### DIRECTIVE
Your task is to transcribe the data in full.

— Start of RECORD LIST —

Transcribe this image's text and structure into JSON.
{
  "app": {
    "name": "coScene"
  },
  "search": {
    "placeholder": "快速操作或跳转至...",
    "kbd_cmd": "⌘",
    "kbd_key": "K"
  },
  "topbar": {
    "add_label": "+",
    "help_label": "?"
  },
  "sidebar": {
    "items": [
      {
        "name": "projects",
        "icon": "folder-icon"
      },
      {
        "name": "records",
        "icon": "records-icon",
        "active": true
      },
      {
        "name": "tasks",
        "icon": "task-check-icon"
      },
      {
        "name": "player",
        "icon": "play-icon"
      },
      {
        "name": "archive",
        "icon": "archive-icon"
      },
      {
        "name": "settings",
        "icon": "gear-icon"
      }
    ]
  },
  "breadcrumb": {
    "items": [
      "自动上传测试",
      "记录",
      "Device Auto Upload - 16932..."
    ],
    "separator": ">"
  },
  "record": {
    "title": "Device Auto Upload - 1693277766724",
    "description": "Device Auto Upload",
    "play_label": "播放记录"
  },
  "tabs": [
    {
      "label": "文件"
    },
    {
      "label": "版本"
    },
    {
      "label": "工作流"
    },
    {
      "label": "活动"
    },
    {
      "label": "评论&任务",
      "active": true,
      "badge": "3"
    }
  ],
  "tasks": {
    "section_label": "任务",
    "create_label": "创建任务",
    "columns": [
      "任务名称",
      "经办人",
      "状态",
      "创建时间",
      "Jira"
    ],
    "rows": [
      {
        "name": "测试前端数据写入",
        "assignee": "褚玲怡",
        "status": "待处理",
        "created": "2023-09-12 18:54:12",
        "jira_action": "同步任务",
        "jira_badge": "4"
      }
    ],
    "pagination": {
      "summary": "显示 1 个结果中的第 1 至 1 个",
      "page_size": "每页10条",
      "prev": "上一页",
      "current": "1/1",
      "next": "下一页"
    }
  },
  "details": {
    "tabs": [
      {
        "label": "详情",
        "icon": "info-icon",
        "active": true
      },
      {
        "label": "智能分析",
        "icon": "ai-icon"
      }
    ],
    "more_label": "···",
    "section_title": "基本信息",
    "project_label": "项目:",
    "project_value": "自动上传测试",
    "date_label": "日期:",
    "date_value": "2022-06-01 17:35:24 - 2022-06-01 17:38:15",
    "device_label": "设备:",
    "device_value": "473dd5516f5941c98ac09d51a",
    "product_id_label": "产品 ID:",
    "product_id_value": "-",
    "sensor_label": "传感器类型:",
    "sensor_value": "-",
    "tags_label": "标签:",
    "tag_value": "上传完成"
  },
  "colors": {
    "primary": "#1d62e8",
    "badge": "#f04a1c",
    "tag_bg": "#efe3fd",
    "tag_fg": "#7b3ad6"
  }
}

— End of RECORD LIST —

### PROBLEM SOLUTION
Transcribe this image's text and structure into JSON.
{
  "app": {
    "name": "coScene"
  },
  "search": {
    "placeholder": "快速操作或跳转至...",
    "kbd_cmd": "⌘",
    "kbd_key": "K"
  },
  "topbar": {
    "add_label": "+",
    "help_label": "?"
  },
  "sidebar": {
    "items": [
      {
        "name": "projects",
        "icon": "folder-icon"
      },
      {
        "name": "records",
        "icon": "records-icon",
        "active": true
      },
      {
        "name": "tasks",
        "icon": "task-check-icon"
      },
      {
        "name": "player",
        "icon": "play-icon"
      },
      {
        "name": "archive",
        "icon": "archive-icon"
      },
      {
        "name": "settings",
        "icon": "gear-icon"
      }
    ]
  },
  "breadcrumb": {
    "items": [
      "自动上传测试",
      "记录",
      "Device Auto Upload - 16932..."
    ],
    "separator": ">"
  },
  "record": {
    "title": "Device Auto Upload - 1693277766724",
    "description": "Device Auto Upload",
    "play_label": "播放记录"
  },
  "tabs": [
    {
      "label": "文件"
    },
    {
      "label": "版本"
    },
    {
      "label": "工作流"
    },
    {
      "label": "活动"
    },
    {
      "label": "评论&任务",
      "active": true,
      "badge": "3"
    }
  ],
  "tasks": {
    "section_label": "任务",
    "create_label": "创建任务",
    "columns": [
      "任务名称",
      "经办人",
      "状态",
      "创建时间",
      "Jira"
    ],
    "rows": [
      {
        "name": "测试前端数据写入",
        "assignee": "褚玲怡",
        "status": "待处理",
        "created": "2023-09-12 18:54:12",
        "jira_action": "同步任务",
        "jira_badge": "4"
      }
    ],
    "pagination": {
      "summary": "显示 1 个结果中的第 1 至 1 个",
      "page_size": "每页10条",
      "prev": "上一页",
      "current": "1/1",
      "next": "下一页"
    }
  },
  "details": {
    "tabs": [
      {
        "label": "详情",
        "icon": "info-icon",
        "active": true
      },
      {
        "label": "智能分析",
        "icon": "ai-icon"
      }
    ],
    "more_label": "···",
    "section_title": "基本信息",
    "project_label": "项目:",
    "project_value": "自动上传测试",
    "date_label": "日期:",
    "date_value": "2022-06-01 17:35:24 - 2022-06-01 17:38:15",
    "device_label": "设备:",
    "device_value": "473dd5516f5941c98ac09d51a",
    "product_id_label": "产品 ID:",
    "product_id_value": "-",
    "sensor_label": "传感器类型:",
    "sensor_value": "-",
    "tags_label": "标签:",
    "tag_value": "上传完成"
  },
  "colors": {
    "primary": "#1d62e8",
    "badge": "#f04a1c",
    "tag_bg": "#efe3fd",
    "tag_fg": "#7b3ad6"
  }
}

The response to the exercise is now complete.